-- PROVIDED INFORMATION --

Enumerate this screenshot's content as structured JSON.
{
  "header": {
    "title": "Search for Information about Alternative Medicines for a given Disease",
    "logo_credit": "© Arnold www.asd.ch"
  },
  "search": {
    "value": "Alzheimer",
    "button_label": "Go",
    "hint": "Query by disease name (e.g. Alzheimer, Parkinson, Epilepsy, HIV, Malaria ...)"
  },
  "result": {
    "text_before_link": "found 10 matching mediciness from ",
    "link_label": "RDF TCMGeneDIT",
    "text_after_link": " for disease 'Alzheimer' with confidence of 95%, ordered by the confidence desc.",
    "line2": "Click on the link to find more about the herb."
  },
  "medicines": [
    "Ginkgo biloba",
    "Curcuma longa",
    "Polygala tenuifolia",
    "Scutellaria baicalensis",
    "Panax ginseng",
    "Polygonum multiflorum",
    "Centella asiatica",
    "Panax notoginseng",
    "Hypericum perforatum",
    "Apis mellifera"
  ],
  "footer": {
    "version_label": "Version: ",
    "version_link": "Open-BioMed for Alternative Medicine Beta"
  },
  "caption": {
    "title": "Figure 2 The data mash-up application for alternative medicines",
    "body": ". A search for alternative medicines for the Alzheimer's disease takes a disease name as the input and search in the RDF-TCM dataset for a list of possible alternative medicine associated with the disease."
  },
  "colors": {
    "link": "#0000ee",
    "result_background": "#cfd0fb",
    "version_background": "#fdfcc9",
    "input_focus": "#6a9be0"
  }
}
* * *
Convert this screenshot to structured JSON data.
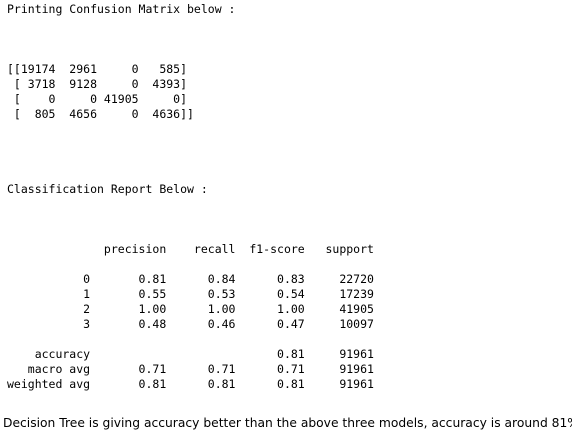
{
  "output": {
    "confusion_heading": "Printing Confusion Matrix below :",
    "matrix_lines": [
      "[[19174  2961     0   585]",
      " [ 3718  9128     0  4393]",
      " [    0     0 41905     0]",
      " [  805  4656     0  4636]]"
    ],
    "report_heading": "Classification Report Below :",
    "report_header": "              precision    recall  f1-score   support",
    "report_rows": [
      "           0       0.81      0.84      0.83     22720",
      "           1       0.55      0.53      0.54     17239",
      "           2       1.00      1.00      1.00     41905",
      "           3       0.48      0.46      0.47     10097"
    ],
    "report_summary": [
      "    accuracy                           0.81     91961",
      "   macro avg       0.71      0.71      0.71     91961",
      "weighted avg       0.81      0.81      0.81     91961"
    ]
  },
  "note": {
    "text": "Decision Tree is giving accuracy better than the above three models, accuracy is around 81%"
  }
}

-- TASK OBJECTIVE --
Every line containing the string "structured" must be listed.

-- ANSWER TO THE TASK --
Enumerate this screenshot's content as structured JSON.
Convert this screenshot to structured JSON data.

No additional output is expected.